## Exercise brief
All lines featuring the string "中国崛起见顶论" are to be listed.

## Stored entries
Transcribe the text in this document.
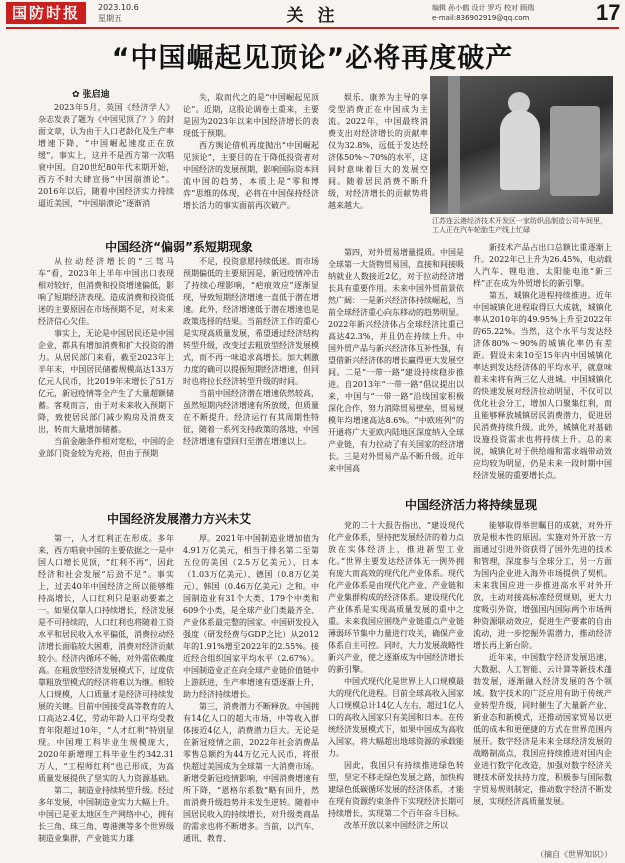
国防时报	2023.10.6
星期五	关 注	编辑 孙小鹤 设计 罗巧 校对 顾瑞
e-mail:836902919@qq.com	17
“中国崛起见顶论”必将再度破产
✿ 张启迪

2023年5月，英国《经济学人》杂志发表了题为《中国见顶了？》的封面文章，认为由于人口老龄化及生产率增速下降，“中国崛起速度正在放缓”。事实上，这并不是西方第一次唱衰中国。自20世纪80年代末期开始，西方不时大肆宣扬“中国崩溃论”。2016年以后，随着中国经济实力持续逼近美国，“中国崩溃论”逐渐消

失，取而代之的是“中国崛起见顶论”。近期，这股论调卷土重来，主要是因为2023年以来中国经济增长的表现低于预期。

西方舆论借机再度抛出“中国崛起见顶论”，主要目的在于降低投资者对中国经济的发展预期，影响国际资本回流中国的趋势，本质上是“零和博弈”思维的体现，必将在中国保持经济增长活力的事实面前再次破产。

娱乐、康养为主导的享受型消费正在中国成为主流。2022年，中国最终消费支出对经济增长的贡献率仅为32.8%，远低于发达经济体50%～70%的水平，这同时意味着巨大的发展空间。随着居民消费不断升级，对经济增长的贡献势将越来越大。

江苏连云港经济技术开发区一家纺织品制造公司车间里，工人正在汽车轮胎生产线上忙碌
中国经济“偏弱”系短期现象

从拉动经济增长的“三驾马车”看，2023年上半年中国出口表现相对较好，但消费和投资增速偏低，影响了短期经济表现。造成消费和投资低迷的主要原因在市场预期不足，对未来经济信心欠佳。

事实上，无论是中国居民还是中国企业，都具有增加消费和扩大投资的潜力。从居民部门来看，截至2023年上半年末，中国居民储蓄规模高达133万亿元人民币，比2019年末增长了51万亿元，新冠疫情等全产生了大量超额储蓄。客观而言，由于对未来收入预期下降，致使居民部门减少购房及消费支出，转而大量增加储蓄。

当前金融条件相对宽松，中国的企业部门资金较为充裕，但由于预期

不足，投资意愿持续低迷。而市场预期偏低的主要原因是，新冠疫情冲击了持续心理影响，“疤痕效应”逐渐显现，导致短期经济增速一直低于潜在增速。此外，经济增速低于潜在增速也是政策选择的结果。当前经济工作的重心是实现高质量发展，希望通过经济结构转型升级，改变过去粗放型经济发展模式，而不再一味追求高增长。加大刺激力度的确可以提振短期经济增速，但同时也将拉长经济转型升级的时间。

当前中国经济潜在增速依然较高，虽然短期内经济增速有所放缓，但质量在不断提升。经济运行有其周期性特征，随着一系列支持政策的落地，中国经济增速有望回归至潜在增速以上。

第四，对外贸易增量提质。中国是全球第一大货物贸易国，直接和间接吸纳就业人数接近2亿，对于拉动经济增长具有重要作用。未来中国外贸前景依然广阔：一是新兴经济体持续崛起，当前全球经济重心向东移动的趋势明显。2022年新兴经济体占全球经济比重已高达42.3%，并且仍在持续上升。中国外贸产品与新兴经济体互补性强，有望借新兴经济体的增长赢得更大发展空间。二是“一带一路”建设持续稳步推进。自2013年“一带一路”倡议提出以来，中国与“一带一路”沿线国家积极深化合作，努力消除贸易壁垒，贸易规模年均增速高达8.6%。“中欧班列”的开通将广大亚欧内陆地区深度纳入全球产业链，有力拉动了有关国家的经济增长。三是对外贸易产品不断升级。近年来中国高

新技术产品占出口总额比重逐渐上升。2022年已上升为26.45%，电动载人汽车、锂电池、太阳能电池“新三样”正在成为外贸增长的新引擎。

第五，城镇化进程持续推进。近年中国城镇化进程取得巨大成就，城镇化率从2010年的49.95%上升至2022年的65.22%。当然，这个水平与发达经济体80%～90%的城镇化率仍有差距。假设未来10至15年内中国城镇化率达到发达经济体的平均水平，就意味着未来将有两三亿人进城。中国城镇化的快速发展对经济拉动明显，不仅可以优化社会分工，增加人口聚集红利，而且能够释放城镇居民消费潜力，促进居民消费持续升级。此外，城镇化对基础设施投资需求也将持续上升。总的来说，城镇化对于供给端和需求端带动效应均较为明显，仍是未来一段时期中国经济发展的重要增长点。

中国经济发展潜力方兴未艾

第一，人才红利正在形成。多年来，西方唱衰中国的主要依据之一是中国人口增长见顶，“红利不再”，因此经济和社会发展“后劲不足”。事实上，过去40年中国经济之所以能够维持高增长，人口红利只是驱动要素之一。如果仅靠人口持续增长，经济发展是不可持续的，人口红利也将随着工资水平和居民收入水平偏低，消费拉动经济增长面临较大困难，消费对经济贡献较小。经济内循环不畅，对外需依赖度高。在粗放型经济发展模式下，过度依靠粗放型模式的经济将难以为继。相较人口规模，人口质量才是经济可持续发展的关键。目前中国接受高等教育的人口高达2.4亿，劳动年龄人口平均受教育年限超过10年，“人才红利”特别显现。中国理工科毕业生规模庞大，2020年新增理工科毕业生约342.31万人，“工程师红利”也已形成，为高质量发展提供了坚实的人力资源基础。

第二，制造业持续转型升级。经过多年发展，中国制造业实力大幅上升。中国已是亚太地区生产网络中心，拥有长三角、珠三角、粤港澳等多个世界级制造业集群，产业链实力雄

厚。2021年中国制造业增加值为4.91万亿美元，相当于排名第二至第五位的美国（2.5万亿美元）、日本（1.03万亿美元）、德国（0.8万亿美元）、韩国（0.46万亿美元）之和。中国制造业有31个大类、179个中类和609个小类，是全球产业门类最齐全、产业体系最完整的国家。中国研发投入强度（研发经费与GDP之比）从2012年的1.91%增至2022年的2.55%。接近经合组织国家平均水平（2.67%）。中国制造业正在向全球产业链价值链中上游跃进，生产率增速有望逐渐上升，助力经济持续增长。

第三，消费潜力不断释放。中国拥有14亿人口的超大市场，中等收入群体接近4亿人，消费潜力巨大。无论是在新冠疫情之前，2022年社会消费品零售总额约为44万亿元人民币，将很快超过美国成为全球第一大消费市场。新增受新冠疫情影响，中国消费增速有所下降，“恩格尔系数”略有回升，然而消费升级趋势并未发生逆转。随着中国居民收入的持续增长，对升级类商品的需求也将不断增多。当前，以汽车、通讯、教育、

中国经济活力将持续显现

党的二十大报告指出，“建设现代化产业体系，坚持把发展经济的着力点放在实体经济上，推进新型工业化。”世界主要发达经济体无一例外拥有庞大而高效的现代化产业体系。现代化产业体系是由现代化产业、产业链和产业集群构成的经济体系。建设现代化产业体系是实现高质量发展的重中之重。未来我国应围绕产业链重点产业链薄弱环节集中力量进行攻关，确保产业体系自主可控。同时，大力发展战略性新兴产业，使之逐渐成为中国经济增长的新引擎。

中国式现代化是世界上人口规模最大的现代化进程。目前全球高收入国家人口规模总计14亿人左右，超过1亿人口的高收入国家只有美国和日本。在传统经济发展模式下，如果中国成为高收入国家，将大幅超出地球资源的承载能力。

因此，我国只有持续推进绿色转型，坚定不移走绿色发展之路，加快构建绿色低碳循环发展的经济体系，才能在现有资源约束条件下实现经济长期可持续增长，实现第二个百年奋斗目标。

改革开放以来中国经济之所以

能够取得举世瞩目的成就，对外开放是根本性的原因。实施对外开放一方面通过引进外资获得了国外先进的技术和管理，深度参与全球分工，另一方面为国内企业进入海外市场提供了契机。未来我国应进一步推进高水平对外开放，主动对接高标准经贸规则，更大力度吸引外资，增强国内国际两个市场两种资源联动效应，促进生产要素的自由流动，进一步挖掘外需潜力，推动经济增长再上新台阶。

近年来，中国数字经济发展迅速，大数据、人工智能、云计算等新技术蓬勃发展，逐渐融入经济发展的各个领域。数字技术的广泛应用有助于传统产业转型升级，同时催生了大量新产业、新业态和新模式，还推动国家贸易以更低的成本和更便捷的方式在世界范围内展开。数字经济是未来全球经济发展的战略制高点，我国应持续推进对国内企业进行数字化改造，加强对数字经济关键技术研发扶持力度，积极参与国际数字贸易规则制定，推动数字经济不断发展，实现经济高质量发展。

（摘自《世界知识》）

## Solution
“中国崛起见顶论”必将再度破产
失，取而代之的是“中国崛起见顶论”。近期，这股论调卷土重来，主要是因为2023年以来中国经济增长的表现低于预期。
西方舆论借机再度抛出“中国崛起见顶论”，主要目的在于降低投资者对中国经济的发展预期，影响国际资本回流中国的趋势，本质上是“零和博弈”思维的体现，必将在中国保持经济增长活力的事实面前再次破产。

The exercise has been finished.